-- Begin --

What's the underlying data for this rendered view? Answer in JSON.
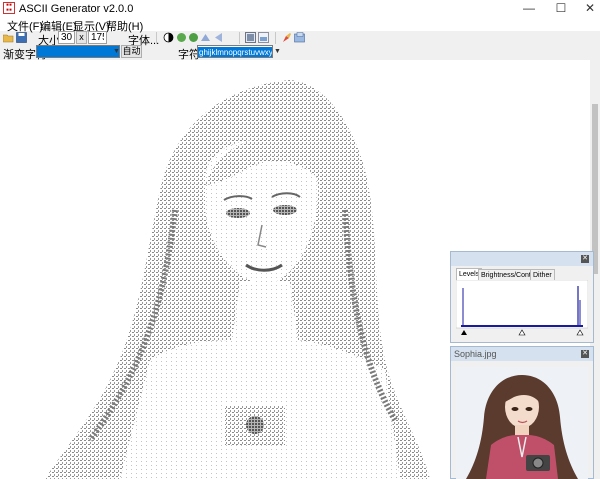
{
  "window": {
    "title": "ASCII Generator v2.0.0",
    "controls": {
      "minimize": "—",
      "maximize": "☐",
      "close": "✕"
    }
  },
  "menu": {
    "items": [
      "文件(F)",
      "编辑(E)",
      "显示(V)",
      "帮助(H)"
    ]
  },
  "toolbar": {
    "size_label": "大小:",
    "width": "300",
    "x_label": "x",
    "height": "175",
    "font_button": "字体..."
  },
  "toolbar2": {
    "ramp_label": "渐变字符:",
    "auto_button": "自动",
    "chars_label": "字符:",
    "chars_value": "ghijklmnopqrstuvwxyz5"
  },
  "levels_panel": {
    "tabs": [
      "Levels",
      "Brightness/Contrast",
      "Dither"
    ],
    "active_tab": "Levels"
  },
  "image_panel": {
    "title": "Sophia.jpg"
  },
  "colors": {
    "accent": "#0078d7",
    "panel_header": "#d6e1ef",
    "ascii_ink": "#6a6a6a"
  }
}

-- End --

Exercise requirements
Leave every image out, and retype the material exactly.

Answer to the exercise
What's the underlying data for this rendered view? Answer in JSON.
{
  "window": {
    "title": "ASCII Generator v2.0.0",
    "controls": {
      "minimize": "—",
      "maximize": "☐",
      "close": "✕"
    }
  },
  "menu": {
    "items": [
      "文件(F)",
      "编辑(E)",
      "显示(V)",
      "帮助(H)"
    ]
  },
  "toolbar": {
    "size_label": "大小:",
    "width": "300",
    "x_label": "x",
    "height": "175",
    "font_button": "字体..."
  },
  "toolbar2": {
    "ramp_label": "渐变字符:",
    "auto_button": "自动",
    "chars_label": "字符:",
    "chars_value": "ghijklmnopqrstuvwxyz5"
  },
  "levels_panel": {
    "tabs": [
      "Levels",
      "Brightness/Contrast",
      "Dither"
    ],
    "active_tab": "Levels"
  },
  "image_panel": {
    "title": "Sophia.jpg"
  },
  "colors": {
    "accent": "#0078d7",
    "panel_header": "#d6e1ef",
    "ascii_ink": "#6a6a6a"
  }
}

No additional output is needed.